* start Data excerpts *
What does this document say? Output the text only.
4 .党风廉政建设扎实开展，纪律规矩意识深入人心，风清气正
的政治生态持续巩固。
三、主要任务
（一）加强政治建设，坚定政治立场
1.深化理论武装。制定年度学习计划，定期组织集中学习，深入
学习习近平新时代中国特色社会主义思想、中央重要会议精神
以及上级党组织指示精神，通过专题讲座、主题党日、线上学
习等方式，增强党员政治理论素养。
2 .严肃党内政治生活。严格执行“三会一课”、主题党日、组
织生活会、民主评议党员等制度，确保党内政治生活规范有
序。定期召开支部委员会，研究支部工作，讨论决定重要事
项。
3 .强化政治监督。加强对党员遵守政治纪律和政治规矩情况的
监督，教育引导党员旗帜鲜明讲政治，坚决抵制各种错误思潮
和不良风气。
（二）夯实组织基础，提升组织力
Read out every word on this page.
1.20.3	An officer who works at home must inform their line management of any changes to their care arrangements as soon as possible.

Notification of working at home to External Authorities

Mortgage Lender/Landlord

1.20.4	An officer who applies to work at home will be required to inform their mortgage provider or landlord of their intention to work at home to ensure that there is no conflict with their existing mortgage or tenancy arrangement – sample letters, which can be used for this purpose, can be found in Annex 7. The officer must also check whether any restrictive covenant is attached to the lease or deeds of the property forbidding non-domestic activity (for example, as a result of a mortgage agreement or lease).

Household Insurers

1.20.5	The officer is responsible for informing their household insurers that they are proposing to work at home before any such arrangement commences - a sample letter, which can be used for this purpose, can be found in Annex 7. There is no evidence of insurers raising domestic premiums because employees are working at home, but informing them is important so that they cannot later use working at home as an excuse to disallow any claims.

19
* end Data excerpts *
● Directions
Transcribe all entries exactly as they are given.

● Response for this exercise
What does this document say? Output the text only.
4 .党风廉政建设扎实开展，纪律规矩意识深入人心，风清气正
的政治生态持续巩固。
三、主要任务
（一）加强政治建设，坚定政治立场
1.深化理论武装。制定年度学习计划，定期组织集中学习，深入
学习习近平新时代中国特色社会主义思想、中央重要会议精神
以及上级党组织指示精神，通过专题讲座、主题党日、线上学
习等方式，增强党员政治理论素养。
2 .严肃党内政治生活。严格执行“三会一课”、主题党日、组
织生活会、民主评议党员等制度，确保党内政治生活规范有
序。定期召开支部委员会，研究支部工作，讨论决定重要事
项。
3 .强化政治监督。加强对党员遵守政治纪律和政治规矩情况的
监督，教育引导党员旗帜鲜明讲政治，坚决抵制各种错误思潮
和不良风气。
（二）夯实组织基础，提升组织力
Read out every word on this page.
1.20.3	An officer who works at home must inform their line management of any changes to their care arrangements as soon as possible.

Notification of working at home to External Authorities

Mortgage Lender/Landlord

1.20.4	An officer who applies to work at home will be required to inform their mortgage provider or landlord of their intention to work at home to ensure that there is no conflict with their existing mortgage or tenancy arrangement – sample letters, which can be used for this purpose, can be found in Annex 7. The officer must also check whether any restrictive covenant is attached to the lease or deeds of the property forbidding non-domestic activity (for example, as a result of a mortgage agreement or lease).

Household Insurers

1.20.5	The officer is responsible for informing their household insurers that they are proposing to work at home before any such arrangement commences - a sample letter, which can be used for this purpose, can be found in Annex 7. There is no evidence of insurers raising domestic premiums because employees are working at home, but informing them is important so that they cannot later use working at home as an excuse to disallow any claims.

19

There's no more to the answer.